■ **Goal of the exercise**
In the material below, find all lines with the string "type" and copy them.

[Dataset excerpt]
------------------------
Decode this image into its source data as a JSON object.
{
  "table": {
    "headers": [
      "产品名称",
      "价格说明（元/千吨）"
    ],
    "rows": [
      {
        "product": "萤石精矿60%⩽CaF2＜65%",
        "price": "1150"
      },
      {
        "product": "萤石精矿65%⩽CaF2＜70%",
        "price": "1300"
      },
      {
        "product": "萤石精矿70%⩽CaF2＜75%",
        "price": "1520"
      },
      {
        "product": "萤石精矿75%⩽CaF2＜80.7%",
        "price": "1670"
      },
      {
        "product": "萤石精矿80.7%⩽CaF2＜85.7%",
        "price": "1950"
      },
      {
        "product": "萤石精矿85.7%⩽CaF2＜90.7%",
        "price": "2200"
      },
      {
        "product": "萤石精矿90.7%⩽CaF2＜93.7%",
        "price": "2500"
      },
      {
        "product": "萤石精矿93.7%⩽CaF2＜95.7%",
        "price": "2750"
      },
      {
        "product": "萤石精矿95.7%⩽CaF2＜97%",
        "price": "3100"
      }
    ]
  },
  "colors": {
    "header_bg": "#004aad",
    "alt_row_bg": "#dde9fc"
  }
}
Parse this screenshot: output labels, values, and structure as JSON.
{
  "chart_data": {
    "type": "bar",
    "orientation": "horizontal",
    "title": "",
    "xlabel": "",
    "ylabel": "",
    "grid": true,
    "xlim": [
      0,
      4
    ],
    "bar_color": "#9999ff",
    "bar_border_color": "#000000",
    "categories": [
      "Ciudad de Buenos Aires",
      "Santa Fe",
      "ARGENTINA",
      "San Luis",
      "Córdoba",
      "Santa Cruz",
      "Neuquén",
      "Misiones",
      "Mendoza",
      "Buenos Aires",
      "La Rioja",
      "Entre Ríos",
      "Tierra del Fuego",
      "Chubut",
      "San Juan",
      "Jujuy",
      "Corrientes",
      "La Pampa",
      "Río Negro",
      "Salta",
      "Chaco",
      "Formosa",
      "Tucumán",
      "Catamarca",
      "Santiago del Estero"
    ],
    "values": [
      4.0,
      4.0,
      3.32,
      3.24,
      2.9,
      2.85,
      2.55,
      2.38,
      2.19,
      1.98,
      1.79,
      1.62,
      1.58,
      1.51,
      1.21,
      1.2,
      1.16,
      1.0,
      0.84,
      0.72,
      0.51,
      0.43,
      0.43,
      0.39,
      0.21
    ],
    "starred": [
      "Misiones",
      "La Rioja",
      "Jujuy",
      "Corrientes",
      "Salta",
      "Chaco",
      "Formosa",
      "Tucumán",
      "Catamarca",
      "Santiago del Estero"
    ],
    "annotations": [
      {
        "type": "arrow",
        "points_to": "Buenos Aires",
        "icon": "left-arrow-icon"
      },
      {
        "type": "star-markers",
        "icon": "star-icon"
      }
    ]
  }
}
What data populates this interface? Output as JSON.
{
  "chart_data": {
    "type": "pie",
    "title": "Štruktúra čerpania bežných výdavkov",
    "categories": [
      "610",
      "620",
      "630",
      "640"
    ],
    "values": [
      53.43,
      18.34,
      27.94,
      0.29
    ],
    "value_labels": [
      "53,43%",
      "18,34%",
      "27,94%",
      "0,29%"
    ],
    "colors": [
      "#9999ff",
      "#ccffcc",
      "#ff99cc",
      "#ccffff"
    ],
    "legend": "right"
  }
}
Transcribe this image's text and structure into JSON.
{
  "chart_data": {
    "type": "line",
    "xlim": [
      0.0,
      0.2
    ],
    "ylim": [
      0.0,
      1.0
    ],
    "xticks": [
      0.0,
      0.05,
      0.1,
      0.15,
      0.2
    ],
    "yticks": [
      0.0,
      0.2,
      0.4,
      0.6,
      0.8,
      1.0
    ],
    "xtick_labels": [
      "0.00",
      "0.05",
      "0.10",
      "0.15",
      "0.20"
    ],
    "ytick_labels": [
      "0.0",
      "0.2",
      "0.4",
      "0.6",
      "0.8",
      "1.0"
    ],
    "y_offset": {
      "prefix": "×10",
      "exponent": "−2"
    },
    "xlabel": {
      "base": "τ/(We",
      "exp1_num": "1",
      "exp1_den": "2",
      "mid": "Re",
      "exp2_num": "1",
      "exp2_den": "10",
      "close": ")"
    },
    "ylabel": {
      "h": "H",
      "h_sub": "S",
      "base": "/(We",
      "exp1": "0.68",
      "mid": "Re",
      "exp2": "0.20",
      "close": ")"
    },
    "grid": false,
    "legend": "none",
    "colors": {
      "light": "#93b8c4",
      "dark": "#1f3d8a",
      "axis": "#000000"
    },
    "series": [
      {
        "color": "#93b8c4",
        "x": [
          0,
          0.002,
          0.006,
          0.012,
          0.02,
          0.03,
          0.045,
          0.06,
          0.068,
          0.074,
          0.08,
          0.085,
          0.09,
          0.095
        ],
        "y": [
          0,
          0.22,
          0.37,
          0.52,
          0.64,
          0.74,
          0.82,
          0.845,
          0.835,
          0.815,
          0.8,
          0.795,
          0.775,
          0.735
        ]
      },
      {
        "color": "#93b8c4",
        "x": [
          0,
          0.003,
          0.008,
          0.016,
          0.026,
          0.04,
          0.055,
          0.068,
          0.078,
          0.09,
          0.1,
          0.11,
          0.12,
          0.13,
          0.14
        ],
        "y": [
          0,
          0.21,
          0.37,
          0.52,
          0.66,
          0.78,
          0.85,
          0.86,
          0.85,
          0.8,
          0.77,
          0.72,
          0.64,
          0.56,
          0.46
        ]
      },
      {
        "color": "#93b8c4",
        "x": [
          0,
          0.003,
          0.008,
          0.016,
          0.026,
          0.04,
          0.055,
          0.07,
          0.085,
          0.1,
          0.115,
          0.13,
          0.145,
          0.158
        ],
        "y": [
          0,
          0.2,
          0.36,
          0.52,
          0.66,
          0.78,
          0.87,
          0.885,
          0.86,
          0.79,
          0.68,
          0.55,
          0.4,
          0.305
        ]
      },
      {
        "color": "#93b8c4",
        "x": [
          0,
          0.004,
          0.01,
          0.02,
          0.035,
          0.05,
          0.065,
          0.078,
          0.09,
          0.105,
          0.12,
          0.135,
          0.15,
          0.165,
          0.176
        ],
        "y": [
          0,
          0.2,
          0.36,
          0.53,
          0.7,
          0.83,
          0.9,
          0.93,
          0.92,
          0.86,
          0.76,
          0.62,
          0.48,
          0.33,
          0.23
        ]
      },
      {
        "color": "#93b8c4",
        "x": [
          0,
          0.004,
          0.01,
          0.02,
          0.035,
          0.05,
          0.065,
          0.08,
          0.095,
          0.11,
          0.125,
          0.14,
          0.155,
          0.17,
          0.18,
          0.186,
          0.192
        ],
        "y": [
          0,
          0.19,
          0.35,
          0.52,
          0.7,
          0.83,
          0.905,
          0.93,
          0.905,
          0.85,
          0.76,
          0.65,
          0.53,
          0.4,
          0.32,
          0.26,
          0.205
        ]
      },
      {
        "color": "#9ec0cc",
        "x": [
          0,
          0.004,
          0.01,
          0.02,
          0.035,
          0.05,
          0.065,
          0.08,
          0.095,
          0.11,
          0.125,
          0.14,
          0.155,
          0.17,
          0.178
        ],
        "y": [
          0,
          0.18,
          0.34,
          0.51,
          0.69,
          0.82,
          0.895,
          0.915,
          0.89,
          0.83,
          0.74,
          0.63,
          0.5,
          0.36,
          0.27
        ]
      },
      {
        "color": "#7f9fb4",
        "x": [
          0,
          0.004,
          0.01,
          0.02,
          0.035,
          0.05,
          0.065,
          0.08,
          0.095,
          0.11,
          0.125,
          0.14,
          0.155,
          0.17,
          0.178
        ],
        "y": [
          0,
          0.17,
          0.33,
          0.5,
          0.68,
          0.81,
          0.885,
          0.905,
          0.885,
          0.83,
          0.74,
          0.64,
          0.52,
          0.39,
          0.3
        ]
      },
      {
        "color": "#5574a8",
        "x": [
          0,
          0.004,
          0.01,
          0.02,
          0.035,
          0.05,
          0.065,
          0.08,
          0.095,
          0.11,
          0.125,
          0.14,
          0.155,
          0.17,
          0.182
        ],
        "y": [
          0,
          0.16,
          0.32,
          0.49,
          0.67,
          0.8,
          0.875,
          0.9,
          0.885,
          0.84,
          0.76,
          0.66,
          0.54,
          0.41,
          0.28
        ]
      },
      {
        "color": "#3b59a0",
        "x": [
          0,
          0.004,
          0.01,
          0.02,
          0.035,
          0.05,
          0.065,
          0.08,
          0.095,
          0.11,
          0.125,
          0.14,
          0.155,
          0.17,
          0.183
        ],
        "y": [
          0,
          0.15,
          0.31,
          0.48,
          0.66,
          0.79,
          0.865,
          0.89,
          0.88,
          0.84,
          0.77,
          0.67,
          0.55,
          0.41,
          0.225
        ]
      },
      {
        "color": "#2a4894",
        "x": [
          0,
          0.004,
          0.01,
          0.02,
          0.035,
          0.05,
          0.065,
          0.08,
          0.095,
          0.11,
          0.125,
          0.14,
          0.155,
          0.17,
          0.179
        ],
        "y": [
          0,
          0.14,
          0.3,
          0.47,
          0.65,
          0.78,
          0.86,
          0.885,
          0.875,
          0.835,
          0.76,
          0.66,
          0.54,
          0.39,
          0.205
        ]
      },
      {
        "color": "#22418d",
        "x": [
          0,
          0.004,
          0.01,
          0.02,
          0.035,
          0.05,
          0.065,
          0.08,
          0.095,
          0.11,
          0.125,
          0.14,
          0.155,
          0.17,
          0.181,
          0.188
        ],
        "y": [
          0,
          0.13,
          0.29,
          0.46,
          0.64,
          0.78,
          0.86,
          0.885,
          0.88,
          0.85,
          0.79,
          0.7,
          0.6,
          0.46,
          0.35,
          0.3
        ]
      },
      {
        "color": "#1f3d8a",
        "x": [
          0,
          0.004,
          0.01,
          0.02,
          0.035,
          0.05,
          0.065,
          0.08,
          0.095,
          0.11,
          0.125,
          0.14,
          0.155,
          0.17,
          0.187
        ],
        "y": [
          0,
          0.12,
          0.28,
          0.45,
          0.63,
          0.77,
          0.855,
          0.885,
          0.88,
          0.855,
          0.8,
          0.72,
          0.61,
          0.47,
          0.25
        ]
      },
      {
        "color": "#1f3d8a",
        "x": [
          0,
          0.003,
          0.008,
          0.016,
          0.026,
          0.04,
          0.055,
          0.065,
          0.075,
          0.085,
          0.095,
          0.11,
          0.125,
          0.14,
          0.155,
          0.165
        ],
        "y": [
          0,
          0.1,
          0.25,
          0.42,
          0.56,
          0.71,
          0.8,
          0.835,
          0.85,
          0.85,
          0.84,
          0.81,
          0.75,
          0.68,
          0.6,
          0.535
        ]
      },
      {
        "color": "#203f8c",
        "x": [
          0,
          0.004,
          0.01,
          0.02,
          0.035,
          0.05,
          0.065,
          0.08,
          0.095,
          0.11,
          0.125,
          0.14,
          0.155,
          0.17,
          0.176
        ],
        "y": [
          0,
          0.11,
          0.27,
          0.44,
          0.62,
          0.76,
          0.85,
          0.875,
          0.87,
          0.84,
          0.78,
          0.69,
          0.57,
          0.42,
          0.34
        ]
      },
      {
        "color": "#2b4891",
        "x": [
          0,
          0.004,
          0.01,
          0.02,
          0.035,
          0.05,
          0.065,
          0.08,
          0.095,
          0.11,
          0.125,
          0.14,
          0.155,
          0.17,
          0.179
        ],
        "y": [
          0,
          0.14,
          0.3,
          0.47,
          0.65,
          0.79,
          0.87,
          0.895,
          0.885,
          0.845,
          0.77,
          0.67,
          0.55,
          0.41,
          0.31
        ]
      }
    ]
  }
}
------------------------
■ **Result below**
    "type": "bar",
        "type": "arrow",
        "type": "star-markers",
    "type": "pie",
    "type": "line",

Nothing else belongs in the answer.